╭─ Extracted text

University of Pennsylvania, CIS 565: GPU Programming and Architecture
Dhruv Karthik: LinkedIn
Tested on: Windows 10 Home, Intel(R) Core(TM) i7-8700 CPU @ 3.20GHz, 16GM, GTX 2070 - Compute Capability 7.5
- What is Path Tracing
- Features Overview
- Optimizations
- Questions
- Performance Analysis
- Credits & Acknowledgments
Path tracing refers to a set of techniques to virtually render images by emulating certain physical properties of light. In real life, Rays of light leave light sources, bounce around the world, and hit pixels in the camera. Path traces simulates this effect by firing 'rays' out of the camera pixels, and considering those that hit a light source.
A combination of reflection and transmission functions that describe how rays must bounce once they intersect an object. For transmissive and refractive objects, I used schlicks approximation to calculate the probability of the refractive surface being reflective at high incidence angles. The following illustrates BSDF on three material properties:
Diffuse | Reflective | Refractive |
---|---|---|
I created procedural shapes via a variation of Constructive Solid Geometry ray tracing. Using the provided primitives, I modified in the code in intersection.h
to generate three different constructive of the original primitive geometry that used portions of the original geometry and negated others:
1 | 2 | 3 |
---|---|---|
Implementing this simply required that randomly I nudge the ray direction by epsilon in the x & and y axis. Notice how the pre-AA image has jagged edges where the yellow light reflects off it. Notice how this issue dissappears post AA!
Pre AA | Post AA |
---|---|
I created a kernel function blurGeom
that allows users to specify a glm::vec3 offset
so they could direct the blur towards their desired position. I implemented motion blur by targeting a subset of geom
objects to respond to changes in dt = epsilon * iter
. The second run illustrates motion blur with first bounce cache on - This is not the right thing to do, but resulted in a cool image.

╰─
╭─ Data section

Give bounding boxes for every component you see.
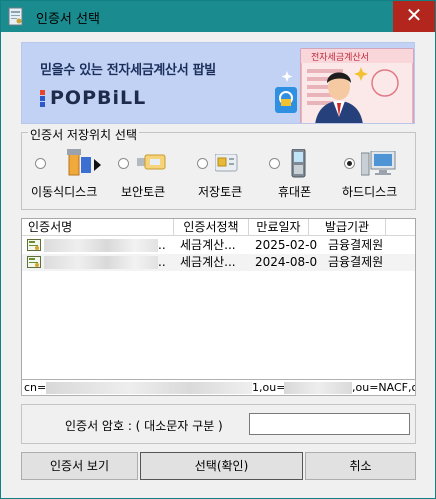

╰─

## Tasks for this exercise:
1/ According to the path tracing project notes, why does the blurGeom kernel function accept a glm::vec3 offset? Answer in one to three sentences.
2/ Translate this sentence from the path tracing project notes into French: "Path tracing refers to a set of techniques to virtually render images by emulating certain physical properties of light."

## Answers given:
1/ The offset lets users point the blur toward the position they want.

2/ Le tracé de chemins désigne un ensemble de techniques permettant de rendre virtuellement des images en émulant certaines propriétés physiques de la lumière.